→ **What needs to be done**
Examine the entries and show every line in which the word "index" is found.

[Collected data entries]
..........
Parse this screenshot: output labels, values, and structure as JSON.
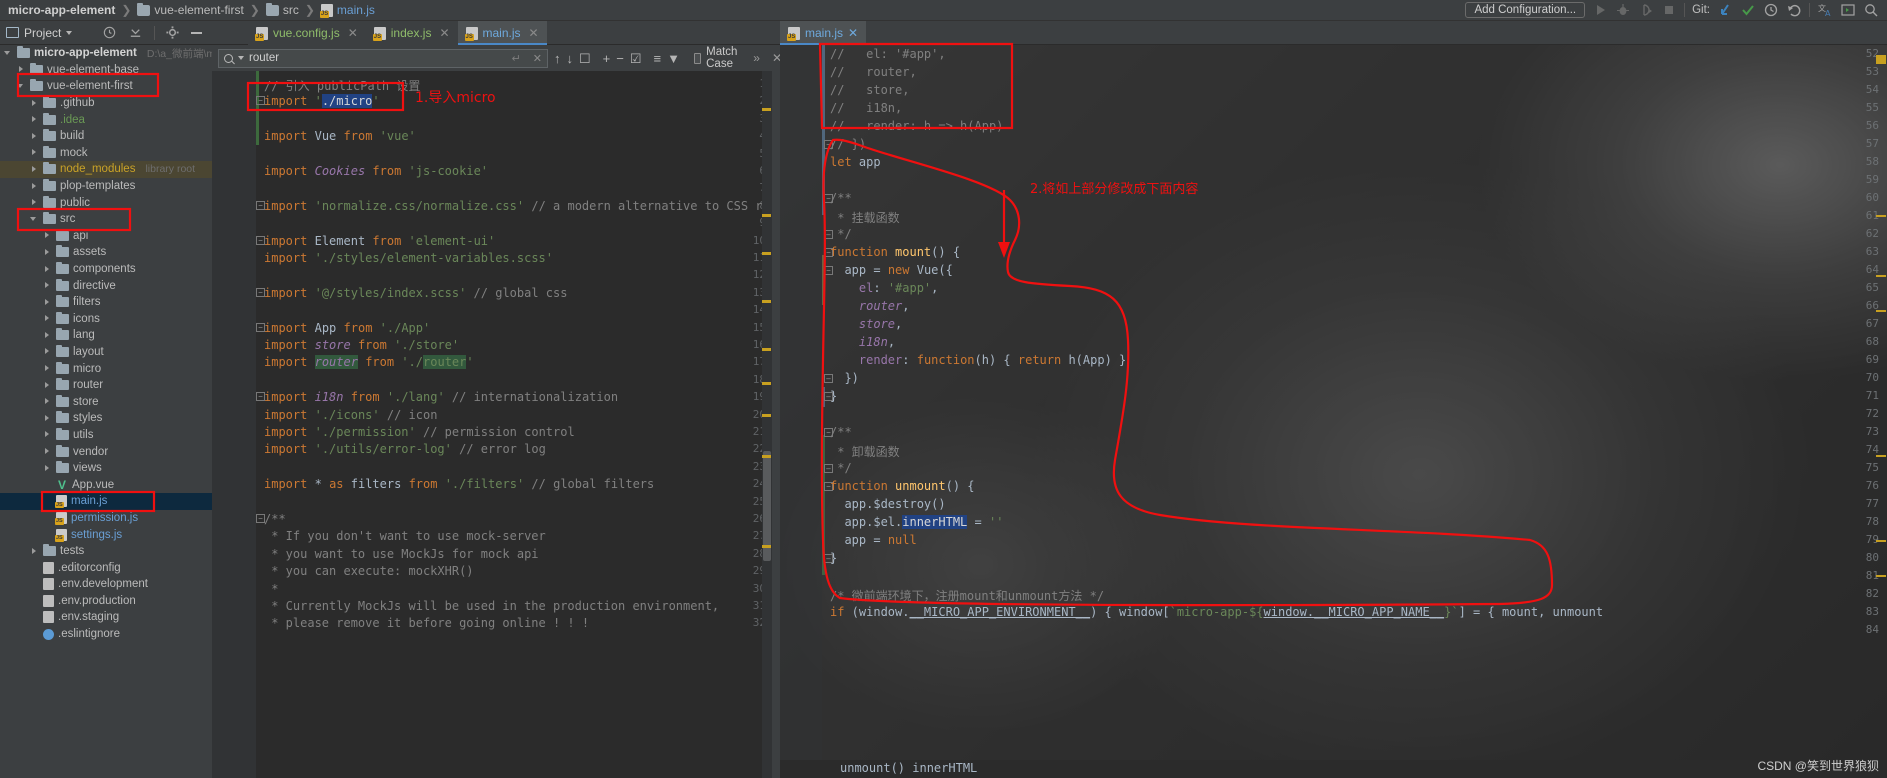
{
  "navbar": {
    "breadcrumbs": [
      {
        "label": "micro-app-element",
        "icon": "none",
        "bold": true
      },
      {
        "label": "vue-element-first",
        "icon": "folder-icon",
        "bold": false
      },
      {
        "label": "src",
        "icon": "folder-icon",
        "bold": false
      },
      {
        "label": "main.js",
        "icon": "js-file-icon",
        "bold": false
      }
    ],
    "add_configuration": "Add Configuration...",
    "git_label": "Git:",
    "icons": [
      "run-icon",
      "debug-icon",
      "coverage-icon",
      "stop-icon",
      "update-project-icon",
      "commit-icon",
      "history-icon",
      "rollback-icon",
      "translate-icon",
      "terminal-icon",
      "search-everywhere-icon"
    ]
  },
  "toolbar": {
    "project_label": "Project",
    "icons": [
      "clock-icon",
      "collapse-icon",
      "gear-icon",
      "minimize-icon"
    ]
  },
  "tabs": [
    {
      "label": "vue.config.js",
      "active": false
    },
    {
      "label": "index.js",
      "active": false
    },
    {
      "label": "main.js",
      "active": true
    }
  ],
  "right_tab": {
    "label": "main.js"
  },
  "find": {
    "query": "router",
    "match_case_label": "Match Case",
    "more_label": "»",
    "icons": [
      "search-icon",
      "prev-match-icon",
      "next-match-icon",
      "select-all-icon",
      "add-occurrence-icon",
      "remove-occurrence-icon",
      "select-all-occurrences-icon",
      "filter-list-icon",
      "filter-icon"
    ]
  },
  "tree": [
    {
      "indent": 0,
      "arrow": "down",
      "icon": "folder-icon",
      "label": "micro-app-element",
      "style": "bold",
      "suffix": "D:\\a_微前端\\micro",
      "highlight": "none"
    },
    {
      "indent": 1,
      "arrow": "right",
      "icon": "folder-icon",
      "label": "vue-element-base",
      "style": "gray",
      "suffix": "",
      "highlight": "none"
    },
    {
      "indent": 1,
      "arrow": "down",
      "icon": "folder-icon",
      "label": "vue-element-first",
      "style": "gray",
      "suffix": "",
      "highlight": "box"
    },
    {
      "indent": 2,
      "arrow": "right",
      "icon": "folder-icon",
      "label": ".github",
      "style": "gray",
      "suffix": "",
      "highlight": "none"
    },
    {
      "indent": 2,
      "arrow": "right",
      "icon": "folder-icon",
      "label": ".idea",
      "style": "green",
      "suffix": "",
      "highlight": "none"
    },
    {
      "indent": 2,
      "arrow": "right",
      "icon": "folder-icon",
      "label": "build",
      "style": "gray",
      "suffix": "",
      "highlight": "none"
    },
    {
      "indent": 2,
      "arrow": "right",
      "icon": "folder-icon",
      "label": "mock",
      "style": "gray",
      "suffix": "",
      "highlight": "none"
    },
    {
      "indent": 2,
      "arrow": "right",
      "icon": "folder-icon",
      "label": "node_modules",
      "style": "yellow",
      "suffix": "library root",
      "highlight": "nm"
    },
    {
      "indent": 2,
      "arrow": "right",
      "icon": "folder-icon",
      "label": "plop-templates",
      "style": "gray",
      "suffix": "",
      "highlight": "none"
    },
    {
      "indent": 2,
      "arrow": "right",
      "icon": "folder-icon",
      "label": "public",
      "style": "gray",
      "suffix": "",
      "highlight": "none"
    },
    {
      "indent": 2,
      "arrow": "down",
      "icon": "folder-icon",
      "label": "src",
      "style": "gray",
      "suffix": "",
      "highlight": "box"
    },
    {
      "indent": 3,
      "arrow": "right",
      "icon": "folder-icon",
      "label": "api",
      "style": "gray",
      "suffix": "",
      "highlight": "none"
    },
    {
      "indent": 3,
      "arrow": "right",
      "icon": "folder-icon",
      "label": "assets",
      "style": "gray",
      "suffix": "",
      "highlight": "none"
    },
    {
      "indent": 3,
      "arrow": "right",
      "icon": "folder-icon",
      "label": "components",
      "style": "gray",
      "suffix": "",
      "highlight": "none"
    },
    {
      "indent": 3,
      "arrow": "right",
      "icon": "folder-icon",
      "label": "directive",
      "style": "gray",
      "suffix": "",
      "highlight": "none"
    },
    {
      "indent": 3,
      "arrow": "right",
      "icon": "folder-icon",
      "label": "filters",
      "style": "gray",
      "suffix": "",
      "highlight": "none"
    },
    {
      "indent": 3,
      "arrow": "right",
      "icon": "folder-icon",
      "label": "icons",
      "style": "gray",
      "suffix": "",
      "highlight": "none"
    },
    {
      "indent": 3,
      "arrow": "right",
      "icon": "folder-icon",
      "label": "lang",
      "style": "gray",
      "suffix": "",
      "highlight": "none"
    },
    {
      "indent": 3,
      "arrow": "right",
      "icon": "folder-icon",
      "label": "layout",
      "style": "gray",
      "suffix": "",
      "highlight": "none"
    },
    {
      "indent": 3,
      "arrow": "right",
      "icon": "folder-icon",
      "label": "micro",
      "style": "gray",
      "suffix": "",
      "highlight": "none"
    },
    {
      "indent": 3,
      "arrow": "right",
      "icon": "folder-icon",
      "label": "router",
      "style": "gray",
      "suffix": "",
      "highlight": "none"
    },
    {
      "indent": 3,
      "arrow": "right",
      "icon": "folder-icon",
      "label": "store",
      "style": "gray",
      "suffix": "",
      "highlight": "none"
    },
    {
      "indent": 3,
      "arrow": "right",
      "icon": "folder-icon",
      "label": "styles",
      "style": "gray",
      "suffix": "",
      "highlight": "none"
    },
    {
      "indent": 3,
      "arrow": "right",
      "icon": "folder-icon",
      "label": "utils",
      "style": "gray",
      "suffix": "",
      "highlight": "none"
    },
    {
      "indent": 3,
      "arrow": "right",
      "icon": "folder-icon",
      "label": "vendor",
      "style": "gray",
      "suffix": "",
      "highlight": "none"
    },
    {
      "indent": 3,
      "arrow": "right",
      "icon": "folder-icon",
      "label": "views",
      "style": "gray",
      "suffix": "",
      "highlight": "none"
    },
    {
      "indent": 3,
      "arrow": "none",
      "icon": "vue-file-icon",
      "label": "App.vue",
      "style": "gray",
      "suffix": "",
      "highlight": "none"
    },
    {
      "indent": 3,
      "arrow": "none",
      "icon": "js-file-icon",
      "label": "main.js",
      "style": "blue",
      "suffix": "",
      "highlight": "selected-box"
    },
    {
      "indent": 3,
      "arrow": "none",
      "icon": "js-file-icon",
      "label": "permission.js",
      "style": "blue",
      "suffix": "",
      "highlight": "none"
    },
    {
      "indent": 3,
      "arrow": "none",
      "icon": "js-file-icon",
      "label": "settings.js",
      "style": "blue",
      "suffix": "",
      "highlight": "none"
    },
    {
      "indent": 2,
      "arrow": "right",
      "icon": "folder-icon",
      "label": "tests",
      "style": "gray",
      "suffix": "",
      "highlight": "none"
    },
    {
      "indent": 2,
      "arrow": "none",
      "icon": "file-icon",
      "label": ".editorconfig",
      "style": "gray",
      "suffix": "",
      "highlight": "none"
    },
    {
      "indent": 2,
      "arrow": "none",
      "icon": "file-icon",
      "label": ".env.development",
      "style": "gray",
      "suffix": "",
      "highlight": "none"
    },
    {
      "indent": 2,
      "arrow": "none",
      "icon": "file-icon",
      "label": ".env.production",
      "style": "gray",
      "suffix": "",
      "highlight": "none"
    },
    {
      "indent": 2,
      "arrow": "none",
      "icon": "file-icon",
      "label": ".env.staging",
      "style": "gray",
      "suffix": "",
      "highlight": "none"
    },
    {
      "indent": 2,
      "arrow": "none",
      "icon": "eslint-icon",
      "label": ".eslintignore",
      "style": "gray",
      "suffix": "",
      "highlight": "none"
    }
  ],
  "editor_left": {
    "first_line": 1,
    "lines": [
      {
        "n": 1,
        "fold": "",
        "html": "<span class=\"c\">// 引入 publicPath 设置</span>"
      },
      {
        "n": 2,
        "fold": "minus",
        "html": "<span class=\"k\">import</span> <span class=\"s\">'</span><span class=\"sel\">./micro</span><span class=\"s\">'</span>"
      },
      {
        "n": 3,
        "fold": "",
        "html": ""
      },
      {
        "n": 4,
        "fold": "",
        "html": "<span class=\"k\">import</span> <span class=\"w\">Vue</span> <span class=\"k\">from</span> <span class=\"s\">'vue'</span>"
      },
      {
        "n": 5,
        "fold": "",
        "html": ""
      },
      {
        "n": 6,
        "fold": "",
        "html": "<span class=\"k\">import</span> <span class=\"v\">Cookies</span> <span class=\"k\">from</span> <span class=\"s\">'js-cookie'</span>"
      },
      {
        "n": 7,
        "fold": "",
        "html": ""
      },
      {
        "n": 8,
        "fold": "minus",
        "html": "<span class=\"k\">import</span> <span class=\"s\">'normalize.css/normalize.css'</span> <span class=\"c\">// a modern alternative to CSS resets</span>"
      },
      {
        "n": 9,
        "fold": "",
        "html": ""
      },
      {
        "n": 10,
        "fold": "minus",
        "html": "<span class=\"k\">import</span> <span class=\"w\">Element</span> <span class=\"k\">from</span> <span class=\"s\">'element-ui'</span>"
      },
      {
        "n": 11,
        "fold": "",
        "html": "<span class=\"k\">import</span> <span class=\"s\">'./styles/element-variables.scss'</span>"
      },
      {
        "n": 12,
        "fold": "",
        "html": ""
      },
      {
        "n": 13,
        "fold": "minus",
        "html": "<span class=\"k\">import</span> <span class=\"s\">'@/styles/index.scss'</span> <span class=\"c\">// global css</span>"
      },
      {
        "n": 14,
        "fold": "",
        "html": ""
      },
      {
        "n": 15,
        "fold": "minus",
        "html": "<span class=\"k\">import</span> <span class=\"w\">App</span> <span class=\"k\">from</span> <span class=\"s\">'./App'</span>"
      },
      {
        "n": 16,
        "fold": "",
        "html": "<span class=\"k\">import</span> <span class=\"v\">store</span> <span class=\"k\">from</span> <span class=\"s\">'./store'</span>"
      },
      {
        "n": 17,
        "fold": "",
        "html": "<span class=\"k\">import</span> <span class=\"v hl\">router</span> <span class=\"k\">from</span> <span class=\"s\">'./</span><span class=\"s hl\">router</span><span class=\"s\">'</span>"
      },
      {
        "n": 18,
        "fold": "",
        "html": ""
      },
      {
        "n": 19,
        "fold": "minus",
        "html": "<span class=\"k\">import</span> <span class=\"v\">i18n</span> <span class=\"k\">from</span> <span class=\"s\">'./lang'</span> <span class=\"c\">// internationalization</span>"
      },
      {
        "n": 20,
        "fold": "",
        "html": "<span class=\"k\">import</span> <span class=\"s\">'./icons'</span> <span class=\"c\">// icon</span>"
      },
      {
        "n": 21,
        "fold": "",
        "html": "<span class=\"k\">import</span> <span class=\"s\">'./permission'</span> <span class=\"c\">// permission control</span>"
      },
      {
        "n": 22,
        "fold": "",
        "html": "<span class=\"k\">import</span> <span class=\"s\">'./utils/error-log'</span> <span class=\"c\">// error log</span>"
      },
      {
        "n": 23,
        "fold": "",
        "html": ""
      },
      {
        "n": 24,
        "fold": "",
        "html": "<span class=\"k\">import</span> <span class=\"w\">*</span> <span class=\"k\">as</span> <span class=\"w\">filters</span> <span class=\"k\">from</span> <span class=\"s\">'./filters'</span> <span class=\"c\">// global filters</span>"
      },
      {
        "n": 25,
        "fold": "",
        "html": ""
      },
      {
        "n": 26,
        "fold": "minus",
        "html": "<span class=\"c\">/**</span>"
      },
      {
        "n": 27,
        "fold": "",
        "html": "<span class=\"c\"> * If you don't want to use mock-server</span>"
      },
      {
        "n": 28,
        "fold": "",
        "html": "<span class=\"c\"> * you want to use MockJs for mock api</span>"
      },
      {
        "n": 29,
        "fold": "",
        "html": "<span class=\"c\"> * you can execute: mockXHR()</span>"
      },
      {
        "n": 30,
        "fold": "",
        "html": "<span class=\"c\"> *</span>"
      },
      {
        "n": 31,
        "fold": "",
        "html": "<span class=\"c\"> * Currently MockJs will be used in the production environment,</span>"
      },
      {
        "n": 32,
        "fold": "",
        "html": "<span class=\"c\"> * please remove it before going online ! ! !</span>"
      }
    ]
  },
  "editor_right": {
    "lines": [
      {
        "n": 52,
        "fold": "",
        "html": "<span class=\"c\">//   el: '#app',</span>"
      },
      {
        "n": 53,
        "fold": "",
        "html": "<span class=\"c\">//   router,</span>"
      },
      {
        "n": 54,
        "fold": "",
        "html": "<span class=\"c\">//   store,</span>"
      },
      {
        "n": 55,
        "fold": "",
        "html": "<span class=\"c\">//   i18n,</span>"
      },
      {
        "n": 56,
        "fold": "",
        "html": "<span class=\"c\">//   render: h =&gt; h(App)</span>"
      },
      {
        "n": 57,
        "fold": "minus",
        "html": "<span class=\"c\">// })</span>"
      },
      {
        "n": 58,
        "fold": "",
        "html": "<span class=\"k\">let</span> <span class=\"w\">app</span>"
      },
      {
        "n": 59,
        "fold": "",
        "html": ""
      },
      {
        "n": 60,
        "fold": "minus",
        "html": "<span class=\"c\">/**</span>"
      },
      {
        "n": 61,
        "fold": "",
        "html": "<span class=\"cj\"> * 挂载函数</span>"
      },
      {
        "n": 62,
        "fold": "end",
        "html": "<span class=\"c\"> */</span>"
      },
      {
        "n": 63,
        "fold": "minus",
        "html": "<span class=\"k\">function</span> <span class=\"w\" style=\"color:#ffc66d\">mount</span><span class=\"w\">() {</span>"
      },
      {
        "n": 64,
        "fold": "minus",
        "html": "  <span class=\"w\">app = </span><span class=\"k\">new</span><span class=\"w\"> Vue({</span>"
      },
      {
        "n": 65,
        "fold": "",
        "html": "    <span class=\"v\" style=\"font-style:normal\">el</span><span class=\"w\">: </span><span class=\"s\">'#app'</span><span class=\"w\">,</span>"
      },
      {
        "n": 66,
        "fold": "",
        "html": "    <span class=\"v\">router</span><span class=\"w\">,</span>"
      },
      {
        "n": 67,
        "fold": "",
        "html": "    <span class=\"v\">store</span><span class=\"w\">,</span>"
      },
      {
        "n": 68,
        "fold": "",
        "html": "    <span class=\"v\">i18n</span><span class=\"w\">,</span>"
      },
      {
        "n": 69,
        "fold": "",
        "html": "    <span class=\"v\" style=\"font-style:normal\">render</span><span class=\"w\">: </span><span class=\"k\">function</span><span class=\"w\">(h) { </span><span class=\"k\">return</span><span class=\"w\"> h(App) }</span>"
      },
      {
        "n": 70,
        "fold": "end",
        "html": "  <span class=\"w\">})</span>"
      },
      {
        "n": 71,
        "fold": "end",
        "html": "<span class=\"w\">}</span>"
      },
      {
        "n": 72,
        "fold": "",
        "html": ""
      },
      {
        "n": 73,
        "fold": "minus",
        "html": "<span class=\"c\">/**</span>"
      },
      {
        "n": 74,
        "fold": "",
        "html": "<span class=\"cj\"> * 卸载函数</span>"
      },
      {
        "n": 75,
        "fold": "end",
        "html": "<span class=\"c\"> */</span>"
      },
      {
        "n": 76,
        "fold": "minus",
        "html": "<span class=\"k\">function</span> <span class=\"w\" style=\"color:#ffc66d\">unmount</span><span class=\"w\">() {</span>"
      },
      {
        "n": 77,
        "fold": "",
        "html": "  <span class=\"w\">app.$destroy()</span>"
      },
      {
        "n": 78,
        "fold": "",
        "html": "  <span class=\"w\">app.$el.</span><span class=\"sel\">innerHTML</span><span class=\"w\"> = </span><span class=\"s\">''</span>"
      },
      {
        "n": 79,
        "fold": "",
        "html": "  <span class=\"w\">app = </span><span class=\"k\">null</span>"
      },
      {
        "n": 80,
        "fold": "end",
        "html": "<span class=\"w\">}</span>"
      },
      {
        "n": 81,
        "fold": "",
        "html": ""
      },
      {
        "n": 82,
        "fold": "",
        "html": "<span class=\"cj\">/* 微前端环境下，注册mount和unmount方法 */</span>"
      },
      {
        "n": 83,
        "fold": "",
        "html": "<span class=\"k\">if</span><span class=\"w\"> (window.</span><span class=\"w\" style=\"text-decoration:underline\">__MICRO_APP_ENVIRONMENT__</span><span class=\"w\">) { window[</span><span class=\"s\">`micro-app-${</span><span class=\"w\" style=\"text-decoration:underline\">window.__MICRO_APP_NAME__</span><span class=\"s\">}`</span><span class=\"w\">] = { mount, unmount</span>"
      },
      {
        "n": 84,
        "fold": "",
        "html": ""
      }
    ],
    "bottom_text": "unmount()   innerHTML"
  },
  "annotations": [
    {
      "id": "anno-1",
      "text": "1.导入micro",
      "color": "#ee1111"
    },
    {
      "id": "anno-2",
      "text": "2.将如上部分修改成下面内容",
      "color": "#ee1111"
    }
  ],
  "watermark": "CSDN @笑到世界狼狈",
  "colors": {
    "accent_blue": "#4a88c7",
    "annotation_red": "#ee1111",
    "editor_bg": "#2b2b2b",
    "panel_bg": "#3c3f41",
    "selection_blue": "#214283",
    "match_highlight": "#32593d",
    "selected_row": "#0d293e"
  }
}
..........
→ **The output**
      "label": "index.js",
        "html": "<span class=\"k\">import</span> <span class=\"s\">'@/styles/index.scss'</span> <span class=\"c\">// global css</span>"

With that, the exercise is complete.